• **TASK INPUTS**:
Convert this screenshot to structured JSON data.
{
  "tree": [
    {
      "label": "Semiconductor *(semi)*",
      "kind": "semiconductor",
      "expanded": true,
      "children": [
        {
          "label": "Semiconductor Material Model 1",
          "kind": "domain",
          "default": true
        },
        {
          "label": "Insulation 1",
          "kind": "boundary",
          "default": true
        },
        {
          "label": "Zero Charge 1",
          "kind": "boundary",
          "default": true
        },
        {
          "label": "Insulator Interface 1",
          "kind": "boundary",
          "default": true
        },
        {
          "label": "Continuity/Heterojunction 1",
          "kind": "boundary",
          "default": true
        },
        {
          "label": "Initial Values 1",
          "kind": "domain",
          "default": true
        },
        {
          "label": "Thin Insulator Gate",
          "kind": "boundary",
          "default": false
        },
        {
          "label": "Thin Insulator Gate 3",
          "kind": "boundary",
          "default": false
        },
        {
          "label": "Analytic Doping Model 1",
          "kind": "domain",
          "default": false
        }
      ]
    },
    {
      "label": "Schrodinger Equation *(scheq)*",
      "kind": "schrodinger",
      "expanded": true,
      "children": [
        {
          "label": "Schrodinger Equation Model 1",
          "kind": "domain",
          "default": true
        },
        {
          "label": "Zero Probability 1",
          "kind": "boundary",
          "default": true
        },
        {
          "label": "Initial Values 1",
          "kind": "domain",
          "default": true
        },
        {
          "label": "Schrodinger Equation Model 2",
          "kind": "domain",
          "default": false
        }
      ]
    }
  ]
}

• **EXERCISE TASK**: Filter the data for the string "Gate" and copy every line that has it.

• **WRITTEN SOLUTION**:
          "label": "Thin Insulator Gate",
          "label": "Thin Insulator Gate 3",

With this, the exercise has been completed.